** start Task material **
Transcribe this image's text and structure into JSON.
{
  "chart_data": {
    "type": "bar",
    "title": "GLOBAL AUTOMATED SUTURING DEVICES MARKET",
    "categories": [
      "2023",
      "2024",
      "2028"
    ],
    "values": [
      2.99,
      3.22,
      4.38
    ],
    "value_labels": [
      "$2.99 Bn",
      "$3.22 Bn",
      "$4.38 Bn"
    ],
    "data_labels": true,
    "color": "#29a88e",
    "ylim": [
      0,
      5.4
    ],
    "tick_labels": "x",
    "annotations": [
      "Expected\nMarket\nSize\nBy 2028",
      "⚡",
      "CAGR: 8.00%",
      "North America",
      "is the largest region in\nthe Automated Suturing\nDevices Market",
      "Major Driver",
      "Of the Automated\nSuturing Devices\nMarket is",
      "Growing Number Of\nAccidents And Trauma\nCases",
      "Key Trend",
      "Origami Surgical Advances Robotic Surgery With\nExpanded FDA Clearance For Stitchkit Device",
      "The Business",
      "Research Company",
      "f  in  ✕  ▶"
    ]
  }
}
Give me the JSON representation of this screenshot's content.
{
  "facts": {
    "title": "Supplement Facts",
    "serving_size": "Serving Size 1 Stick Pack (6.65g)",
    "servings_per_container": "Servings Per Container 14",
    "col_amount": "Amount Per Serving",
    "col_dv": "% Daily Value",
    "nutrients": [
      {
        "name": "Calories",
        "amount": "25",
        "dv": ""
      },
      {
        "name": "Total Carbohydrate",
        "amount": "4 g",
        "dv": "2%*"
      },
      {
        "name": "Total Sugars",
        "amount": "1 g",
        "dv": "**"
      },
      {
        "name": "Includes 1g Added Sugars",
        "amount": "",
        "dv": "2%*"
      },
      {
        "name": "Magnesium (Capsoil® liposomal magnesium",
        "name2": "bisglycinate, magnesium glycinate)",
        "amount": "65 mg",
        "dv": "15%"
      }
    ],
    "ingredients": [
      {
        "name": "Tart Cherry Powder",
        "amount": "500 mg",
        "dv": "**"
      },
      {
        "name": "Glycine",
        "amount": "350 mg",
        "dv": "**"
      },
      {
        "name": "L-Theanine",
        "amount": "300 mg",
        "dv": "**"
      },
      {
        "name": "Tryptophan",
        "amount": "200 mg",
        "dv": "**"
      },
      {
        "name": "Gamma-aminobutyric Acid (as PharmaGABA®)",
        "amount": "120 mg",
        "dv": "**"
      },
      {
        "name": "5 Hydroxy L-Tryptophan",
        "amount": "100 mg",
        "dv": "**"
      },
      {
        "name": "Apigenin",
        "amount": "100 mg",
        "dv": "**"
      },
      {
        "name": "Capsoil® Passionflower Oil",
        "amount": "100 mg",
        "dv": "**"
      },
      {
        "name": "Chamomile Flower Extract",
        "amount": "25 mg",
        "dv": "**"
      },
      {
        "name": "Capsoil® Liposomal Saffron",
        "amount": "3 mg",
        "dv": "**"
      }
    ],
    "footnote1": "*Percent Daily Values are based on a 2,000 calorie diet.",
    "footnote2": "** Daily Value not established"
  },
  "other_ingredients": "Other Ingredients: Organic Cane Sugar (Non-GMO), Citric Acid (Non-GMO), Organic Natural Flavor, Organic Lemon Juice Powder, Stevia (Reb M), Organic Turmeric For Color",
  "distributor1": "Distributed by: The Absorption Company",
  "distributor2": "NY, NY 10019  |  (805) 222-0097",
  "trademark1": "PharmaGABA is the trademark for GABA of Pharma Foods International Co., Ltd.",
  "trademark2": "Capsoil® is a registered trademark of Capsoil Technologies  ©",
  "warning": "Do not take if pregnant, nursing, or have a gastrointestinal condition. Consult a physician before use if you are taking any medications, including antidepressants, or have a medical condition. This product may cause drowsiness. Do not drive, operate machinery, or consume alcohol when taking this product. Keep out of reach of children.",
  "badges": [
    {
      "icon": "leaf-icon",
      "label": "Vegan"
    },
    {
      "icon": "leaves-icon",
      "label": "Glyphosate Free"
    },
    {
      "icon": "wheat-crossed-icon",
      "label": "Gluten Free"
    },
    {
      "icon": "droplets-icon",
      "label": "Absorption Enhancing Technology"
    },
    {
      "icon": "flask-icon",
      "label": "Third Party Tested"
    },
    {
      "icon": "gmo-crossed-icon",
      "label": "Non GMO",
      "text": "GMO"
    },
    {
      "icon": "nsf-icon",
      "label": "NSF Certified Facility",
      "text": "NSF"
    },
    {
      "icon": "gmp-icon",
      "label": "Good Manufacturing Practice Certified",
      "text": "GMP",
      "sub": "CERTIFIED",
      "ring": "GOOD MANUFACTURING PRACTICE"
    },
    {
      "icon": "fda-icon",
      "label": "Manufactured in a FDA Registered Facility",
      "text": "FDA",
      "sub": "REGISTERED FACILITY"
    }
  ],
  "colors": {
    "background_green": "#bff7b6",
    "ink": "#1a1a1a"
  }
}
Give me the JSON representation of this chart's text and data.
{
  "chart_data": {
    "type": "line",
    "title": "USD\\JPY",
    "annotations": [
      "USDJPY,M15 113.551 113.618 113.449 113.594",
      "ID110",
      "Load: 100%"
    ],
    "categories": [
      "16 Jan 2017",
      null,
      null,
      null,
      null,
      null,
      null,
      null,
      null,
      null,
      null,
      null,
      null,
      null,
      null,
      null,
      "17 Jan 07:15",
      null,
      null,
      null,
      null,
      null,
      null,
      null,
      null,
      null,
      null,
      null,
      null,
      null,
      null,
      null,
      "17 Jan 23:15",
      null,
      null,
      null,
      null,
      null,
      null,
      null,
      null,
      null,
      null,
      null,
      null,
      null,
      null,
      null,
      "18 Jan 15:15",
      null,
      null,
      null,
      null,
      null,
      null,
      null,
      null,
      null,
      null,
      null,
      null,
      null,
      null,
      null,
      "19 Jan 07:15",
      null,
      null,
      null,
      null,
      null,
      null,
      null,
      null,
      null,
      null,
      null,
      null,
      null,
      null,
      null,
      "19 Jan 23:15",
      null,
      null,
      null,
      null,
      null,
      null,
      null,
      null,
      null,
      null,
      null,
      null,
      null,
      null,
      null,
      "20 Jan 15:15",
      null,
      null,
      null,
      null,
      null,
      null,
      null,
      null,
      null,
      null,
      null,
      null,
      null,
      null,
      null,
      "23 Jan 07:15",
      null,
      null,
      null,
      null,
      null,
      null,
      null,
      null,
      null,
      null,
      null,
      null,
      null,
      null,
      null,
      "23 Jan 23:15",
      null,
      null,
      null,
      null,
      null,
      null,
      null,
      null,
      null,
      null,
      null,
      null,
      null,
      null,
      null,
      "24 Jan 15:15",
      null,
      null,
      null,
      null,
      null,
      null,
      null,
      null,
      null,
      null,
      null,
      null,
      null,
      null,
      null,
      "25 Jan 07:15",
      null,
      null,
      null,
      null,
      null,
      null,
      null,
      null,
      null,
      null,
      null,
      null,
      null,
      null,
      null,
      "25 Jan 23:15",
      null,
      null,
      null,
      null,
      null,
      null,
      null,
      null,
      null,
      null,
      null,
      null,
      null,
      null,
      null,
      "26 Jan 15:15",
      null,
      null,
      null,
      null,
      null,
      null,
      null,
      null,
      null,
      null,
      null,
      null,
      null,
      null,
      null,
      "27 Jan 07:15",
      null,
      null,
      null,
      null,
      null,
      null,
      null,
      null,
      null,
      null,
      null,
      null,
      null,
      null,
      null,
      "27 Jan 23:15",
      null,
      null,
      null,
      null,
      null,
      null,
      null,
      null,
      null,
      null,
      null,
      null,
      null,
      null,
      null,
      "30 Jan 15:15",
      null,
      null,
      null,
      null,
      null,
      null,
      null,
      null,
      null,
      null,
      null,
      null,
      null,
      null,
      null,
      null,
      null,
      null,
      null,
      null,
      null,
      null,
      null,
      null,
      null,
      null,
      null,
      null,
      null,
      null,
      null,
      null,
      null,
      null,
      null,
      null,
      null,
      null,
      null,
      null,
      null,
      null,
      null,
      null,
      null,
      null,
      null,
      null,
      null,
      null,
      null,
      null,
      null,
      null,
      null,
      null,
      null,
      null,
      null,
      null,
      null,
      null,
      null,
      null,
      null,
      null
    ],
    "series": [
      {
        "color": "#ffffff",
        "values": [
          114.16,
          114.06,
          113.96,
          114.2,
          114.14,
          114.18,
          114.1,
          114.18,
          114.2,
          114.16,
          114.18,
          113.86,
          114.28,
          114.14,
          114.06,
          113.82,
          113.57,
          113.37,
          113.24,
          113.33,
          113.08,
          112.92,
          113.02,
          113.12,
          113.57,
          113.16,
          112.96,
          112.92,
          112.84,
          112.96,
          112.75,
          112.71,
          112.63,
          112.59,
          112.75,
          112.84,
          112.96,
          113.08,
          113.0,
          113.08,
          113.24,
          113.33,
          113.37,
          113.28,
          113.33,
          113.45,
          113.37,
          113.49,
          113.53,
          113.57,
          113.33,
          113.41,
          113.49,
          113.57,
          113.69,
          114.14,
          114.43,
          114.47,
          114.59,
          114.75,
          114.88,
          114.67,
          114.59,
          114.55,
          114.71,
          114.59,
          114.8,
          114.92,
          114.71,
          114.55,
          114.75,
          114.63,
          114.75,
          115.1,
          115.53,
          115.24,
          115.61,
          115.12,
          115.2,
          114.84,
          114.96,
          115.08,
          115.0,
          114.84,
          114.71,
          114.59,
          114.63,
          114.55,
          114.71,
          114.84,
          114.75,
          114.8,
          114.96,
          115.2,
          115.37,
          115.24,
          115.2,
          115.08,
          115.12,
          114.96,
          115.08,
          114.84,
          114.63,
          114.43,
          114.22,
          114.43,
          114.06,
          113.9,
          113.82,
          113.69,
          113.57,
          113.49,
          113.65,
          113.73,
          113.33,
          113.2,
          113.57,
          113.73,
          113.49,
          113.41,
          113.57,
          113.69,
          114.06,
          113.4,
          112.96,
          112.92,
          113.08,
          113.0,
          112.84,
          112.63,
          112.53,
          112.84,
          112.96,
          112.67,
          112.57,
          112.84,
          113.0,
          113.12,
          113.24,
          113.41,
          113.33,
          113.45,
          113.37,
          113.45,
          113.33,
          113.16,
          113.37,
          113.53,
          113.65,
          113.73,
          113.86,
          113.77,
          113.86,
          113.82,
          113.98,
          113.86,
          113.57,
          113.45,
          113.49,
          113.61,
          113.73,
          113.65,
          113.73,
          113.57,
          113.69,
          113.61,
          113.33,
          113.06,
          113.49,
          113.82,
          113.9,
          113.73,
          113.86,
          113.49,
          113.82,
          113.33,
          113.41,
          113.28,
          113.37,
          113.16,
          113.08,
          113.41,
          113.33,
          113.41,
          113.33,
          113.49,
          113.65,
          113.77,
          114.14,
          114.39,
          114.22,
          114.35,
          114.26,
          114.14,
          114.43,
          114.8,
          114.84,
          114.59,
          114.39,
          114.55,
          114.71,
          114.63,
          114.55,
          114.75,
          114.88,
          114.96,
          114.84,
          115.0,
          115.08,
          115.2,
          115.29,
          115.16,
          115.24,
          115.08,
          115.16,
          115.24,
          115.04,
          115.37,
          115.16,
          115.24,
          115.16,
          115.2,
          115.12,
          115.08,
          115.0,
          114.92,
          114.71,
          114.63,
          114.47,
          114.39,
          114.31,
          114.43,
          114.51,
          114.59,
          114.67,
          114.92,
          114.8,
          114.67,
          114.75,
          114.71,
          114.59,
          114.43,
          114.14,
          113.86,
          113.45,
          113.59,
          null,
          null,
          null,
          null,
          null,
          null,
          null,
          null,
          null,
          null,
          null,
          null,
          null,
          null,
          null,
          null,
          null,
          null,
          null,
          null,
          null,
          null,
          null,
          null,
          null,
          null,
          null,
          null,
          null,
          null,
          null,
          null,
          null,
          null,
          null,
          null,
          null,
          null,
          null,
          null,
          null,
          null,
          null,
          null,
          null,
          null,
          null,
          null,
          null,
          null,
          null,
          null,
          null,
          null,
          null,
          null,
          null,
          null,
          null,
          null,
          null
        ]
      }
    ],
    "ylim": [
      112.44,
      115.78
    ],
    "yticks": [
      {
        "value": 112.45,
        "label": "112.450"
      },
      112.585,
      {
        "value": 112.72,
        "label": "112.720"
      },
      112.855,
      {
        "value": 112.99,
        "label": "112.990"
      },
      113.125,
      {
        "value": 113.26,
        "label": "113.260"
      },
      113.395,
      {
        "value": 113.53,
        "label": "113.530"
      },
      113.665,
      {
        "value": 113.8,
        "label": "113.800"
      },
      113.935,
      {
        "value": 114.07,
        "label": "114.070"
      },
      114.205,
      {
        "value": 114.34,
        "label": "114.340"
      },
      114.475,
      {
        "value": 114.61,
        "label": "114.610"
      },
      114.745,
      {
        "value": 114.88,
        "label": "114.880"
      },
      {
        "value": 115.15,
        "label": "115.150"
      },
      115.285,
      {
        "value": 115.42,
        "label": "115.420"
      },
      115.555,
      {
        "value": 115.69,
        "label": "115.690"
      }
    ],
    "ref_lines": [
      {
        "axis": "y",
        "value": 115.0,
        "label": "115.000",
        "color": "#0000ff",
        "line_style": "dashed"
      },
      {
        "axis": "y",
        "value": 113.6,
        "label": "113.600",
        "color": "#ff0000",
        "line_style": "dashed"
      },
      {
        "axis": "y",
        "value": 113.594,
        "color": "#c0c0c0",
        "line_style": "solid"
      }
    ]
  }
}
** end Task material **
Copy each line above that contains the word "Powder".

Solution below –
        "name": "Tart Cherry Powder",
  "other_ingredients": "Other Ingredients: Organic Cane Sugar (Non-GMO), Citric Acid (Non-GMO), Organic Natural Flavor, Organic Lemon Juice Powder, Stevia (Reb M), Organic Turmeric For Color",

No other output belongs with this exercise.